26th - 27th October & 9th - 10th November 2020 Online 4 days (26th October 2020 - 10th November 2020) Stata

Course Overview: Part one

Recent years have witnessed an unprecedented availability of information on social, economic, and health-related phenomena. Researchers, practitioners, and policymakers have nowadays access to huge datasets (the so-called “Big Data”). This data is collected on people, companies and institutions, web and mobile devices and satellites, at an increasing speed and detail.

Machine learning is a relatively new approach to data analytics, which places itself in the intersection between statistics, computer science, and artificial intelligence. It's primary objective is that of turning information into knowledge and value by “letting the data speak”. Machine learning limits prior assumptions about data structure, and relies on a model-free philosophy that supports algorithm development, computational procedures, and graphical inspection more than tight assumptions, algebraic development, and analytical solutions. Machine learning was computationally unfeasible up until a few years ago. It is only possible on the machines of today, with their increased computing power and ability to learn, their hardware development, and with continuous software upgrading.

(Dataset rows)
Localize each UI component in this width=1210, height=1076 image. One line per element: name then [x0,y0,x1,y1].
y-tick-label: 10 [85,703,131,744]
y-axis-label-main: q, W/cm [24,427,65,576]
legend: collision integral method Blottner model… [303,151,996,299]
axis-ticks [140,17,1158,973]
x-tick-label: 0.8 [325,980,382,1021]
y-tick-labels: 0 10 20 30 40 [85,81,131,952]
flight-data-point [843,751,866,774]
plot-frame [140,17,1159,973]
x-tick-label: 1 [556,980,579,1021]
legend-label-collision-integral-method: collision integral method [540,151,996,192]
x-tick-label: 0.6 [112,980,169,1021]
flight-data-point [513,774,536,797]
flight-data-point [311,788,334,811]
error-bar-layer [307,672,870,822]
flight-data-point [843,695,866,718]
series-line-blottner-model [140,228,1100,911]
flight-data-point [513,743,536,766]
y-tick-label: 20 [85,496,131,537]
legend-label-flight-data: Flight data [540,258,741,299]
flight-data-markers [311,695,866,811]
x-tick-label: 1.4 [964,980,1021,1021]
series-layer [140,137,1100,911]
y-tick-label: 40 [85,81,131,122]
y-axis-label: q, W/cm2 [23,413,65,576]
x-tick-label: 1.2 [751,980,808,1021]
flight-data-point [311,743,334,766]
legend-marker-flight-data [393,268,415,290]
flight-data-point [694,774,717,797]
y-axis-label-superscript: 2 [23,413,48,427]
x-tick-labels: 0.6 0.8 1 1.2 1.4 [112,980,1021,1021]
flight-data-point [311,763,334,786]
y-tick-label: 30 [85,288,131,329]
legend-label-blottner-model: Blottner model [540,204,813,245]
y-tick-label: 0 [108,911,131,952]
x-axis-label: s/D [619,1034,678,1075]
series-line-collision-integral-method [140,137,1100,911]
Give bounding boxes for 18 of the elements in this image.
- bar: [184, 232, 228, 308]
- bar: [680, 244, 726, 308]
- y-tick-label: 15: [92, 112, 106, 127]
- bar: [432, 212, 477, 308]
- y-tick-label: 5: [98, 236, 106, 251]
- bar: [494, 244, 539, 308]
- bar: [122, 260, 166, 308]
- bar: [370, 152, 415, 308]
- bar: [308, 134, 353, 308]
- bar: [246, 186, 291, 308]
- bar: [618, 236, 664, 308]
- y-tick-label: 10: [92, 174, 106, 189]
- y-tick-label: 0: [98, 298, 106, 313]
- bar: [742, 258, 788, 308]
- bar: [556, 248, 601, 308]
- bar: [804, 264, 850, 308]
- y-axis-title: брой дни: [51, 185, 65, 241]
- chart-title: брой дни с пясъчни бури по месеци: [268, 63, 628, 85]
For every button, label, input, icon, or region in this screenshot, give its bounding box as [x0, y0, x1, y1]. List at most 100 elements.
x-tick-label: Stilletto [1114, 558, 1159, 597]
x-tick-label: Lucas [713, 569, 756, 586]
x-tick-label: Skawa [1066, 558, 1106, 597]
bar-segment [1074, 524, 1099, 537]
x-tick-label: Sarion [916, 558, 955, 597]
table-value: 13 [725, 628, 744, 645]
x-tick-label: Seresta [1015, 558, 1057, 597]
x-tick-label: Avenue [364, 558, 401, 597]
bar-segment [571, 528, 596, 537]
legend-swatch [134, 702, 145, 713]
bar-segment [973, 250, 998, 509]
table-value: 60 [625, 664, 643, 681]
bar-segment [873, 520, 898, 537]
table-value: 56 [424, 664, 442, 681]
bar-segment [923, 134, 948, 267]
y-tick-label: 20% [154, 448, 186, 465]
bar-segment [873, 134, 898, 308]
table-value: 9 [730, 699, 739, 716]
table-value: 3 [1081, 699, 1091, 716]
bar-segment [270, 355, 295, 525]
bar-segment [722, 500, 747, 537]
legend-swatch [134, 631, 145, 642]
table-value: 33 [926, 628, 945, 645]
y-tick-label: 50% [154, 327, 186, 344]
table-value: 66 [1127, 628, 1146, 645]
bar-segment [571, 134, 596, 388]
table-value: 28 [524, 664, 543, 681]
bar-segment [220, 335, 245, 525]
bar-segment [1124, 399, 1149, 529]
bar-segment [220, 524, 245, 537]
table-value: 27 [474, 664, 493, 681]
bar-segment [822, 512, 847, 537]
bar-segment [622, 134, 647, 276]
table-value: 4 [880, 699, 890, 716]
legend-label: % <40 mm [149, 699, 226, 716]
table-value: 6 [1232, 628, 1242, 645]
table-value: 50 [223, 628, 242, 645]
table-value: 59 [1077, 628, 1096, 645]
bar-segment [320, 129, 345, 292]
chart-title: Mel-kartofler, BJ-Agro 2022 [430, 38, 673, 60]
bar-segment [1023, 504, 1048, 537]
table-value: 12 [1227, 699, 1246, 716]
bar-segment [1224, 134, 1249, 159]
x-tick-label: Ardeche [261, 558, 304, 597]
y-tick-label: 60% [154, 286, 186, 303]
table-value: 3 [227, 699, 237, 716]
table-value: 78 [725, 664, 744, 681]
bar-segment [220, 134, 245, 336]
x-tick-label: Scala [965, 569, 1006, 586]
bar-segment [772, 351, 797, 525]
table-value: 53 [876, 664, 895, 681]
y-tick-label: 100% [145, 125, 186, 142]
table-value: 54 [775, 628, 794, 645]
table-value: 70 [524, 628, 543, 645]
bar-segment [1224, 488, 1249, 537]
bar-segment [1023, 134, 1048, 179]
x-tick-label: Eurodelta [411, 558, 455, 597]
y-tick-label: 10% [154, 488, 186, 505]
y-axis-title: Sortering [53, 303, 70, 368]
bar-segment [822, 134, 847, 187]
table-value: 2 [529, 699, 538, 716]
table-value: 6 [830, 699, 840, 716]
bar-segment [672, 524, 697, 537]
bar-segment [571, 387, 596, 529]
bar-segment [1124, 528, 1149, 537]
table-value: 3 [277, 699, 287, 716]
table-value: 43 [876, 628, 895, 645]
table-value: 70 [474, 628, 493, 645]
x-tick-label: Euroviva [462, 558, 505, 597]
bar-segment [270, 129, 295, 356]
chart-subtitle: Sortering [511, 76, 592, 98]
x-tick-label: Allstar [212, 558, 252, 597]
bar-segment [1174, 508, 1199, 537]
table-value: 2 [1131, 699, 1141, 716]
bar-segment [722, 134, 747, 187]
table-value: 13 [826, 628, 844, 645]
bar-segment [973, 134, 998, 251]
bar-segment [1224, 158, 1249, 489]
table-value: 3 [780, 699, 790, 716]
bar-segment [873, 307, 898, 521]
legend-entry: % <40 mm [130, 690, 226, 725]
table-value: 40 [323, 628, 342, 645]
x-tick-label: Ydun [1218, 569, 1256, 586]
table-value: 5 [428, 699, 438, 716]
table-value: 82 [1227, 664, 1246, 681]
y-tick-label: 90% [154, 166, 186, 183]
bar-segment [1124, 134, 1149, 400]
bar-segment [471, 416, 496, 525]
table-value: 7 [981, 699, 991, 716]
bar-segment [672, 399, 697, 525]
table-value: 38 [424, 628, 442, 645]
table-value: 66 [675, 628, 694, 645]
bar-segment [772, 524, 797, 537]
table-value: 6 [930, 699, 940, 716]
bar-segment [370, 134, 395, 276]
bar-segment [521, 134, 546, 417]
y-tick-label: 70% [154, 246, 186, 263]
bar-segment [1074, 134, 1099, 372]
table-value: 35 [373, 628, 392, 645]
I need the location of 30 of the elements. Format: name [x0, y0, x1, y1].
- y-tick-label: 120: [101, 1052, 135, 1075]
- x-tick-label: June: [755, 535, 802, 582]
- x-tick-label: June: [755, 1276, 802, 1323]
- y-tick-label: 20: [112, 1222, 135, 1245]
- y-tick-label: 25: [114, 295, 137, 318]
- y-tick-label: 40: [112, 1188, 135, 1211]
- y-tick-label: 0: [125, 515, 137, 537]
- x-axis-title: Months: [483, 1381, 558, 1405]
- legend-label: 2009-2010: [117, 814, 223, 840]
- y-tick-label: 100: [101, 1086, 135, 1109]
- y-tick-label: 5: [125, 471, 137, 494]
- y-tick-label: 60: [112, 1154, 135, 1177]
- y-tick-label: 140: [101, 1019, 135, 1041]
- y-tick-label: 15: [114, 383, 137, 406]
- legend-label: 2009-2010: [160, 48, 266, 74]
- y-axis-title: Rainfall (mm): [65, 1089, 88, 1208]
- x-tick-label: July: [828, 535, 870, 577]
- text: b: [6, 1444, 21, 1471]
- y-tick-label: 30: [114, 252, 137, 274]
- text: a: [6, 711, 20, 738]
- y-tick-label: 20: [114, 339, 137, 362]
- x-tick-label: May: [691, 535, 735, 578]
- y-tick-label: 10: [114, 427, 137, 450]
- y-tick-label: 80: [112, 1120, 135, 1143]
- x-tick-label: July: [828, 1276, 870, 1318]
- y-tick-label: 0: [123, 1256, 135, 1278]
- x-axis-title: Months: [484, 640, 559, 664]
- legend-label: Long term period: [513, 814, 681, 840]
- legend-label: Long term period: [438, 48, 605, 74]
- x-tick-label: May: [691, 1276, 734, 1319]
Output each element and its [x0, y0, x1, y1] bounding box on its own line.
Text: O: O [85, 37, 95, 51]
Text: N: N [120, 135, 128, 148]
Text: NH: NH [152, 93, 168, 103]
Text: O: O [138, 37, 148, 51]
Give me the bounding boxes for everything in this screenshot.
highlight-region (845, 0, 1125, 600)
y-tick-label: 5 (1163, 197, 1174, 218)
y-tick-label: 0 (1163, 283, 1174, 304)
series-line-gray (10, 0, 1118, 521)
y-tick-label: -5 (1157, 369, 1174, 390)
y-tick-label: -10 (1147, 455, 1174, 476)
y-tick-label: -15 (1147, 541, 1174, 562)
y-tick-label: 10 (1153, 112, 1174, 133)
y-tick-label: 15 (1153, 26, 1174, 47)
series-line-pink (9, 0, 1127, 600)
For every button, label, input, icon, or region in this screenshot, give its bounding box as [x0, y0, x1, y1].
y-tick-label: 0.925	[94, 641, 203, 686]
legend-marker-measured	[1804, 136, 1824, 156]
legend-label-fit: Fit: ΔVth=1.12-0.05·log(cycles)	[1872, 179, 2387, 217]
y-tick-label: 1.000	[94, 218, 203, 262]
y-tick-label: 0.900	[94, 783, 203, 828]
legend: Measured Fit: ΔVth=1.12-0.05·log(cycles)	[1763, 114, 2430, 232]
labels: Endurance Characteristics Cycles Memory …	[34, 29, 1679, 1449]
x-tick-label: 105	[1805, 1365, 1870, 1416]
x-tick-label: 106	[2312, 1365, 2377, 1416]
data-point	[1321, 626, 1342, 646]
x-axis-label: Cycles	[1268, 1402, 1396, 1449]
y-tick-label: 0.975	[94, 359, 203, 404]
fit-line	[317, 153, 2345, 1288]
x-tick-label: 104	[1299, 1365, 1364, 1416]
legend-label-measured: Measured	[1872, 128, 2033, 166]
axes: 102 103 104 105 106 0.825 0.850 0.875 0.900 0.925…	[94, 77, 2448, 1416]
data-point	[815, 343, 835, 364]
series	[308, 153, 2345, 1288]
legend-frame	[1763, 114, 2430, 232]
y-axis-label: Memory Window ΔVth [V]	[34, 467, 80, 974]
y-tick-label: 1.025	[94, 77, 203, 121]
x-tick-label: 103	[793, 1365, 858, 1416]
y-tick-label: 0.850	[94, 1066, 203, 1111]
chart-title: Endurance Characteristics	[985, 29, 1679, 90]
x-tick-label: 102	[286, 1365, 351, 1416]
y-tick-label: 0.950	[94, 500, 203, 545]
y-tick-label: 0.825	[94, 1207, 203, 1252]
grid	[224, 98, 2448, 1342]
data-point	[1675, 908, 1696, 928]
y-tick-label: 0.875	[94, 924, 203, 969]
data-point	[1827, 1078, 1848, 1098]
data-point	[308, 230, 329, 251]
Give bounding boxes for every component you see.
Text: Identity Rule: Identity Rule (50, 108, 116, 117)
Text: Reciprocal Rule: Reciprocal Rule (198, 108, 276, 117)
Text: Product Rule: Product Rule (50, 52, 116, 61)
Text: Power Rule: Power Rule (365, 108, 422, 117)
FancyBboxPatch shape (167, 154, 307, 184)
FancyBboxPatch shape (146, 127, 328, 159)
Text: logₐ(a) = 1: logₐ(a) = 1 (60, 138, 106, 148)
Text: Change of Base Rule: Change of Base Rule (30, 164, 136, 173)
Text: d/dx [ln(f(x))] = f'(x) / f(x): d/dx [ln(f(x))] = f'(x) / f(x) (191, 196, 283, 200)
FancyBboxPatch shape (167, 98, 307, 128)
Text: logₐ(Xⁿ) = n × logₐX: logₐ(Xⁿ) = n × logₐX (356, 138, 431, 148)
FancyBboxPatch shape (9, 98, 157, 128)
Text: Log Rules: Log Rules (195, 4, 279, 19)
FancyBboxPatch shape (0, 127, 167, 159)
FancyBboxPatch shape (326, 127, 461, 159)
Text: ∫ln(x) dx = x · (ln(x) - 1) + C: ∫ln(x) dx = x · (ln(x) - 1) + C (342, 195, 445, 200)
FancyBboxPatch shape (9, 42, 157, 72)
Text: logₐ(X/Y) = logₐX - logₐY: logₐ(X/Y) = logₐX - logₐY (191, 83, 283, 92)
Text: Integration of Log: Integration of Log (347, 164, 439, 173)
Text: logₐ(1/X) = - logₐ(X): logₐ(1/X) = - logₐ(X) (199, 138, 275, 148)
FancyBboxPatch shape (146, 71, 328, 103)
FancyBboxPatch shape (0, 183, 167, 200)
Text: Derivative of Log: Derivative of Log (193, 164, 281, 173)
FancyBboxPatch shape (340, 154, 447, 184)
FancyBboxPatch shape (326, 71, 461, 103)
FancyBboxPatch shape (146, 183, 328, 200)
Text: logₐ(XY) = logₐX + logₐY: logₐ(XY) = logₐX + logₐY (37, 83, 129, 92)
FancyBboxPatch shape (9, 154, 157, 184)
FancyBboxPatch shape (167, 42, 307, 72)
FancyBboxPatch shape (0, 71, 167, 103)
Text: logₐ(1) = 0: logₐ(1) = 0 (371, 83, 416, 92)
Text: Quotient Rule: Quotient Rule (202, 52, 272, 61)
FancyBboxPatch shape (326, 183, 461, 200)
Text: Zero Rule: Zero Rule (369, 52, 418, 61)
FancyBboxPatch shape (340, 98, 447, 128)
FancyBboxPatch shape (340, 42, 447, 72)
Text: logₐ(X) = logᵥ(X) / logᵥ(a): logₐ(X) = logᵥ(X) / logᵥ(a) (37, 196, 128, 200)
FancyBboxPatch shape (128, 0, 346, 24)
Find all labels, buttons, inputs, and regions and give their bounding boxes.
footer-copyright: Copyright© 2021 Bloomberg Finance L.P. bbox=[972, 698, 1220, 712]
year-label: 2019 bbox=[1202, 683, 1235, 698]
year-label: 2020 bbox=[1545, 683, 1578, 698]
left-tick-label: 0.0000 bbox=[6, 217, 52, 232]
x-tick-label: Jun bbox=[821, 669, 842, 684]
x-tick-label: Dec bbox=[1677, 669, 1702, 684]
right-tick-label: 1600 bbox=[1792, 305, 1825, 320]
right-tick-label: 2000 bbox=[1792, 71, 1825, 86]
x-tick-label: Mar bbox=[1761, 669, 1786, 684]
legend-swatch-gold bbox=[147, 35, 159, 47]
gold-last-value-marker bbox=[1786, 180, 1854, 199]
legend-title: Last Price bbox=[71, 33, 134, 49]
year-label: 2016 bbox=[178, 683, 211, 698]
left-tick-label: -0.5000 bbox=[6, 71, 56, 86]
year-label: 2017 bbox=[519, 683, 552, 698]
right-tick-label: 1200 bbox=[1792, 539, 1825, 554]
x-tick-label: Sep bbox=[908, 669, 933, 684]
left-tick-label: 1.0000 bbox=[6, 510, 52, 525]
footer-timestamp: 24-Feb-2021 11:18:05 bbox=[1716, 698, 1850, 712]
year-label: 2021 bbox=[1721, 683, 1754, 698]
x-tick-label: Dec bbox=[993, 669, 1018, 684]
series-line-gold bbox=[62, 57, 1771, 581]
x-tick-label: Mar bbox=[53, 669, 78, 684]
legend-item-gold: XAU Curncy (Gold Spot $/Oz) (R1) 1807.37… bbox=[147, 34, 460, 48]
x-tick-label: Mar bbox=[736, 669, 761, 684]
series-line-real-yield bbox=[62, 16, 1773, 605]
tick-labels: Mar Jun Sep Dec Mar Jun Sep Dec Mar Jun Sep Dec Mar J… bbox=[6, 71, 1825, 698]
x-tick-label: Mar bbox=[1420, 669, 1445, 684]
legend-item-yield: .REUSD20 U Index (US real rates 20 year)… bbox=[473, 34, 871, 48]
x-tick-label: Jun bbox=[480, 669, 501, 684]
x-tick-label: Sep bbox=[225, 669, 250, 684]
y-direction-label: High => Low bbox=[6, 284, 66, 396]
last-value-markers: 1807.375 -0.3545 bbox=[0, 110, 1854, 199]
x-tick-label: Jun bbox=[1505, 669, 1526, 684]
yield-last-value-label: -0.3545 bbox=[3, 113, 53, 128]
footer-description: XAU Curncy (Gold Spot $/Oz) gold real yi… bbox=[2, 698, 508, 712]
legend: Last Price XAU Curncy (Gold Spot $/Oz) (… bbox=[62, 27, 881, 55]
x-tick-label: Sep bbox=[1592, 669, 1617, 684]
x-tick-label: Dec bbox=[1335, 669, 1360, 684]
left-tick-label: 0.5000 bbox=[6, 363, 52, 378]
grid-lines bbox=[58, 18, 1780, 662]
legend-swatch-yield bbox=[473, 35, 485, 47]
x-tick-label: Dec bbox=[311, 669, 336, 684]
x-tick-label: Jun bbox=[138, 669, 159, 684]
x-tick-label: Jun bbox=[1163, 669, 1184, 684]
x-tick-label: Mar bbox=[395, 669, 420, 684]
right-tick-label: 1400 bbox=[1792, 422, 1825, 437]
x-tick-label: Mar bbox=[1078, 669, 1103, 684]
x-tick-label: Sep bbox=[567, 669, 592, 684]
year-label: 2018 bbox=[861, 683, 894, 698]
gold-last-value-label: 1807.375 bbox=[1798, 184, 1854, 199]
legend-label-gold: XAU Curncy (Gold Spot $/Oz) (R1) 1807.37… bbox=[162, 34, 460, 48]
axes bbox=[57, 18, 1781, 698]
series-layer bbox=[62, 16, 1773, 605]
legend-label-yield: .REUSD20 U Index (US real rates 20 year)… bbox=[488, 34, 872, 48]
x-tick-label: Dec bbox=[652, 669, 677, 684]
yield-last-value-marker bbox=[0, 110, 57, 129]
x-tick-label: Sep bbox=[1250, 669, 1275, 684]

Complete the following:
- a) Arrange the dataset rows, from the first one through the line containing "x-tick-label: 0.8 [325,980,382,1021]" (both included), as a Markdown table with the columns Row and Line. Leave out any blank lines.
- b) Pick up the machine learning course overview at its last sentence and keep writing it.

Outputs in order:
- a)
| Row | Line |
|---|---|
| 1 | Localize each UI component in this width=1210, height=1076 image. One line per element: name then [x0,y0,x1,y1]. |
| 2 | y-tick-label: 10 [85,703,131,744] |
| 3 | y-axis-label-main: q, W/cm [24,427,65,576] |
| 4 | legend: collision integral method Blottner model… [303,151,996,299] |
| 5 | axis-ticks [140,17,1158,973] |
| 6 | x-tick-label: 0.8 [325,980,382,1021] |

- b)
This course is a primer to machine learning techniques using Stata. Stata owns various packages to perform machine learning which are however poorly known to many Stata users. This course fills this gap by making participants familiar with Stata's potential to draw knowledge and value form row, large, and possibly noisy data. The teaching approach will be mainly based on the graphical language and intuition more than on algebra. The training will make use of instructional as well as real-world examples, and will evenly balance theory and practical sessions.

After the course, participants are expected to have an improved understanding of Stata's potential to perform some of the most used machine learning techniques, thus becoming able to master research tasks including, among others:

  • (i) factor-importance detection
  • (ii) signal-from-noise extraction
  • (iii) correct model specification
  • (iv) model-free classification, both from a data-mining and a causal perspective.

Course Overview: part 2

No prior knowledge of machine learning techniques are required to attend this course, as the first session will start from scratch with a fresh introduction to the subject. This course will focus on three specific techniques not covered in the first-part of the course, that is: regression and classification trees (including bagging, random forests, and boosting), kernel-based regression, and global methods (step-wise, polynomial, spline, and series regressions).

The teaching approach will be mainly based on the graphical language and intuition more so than on algebra. The training will make use of instructional as well as real-world examples, and will evenly balance theory and practical sessions.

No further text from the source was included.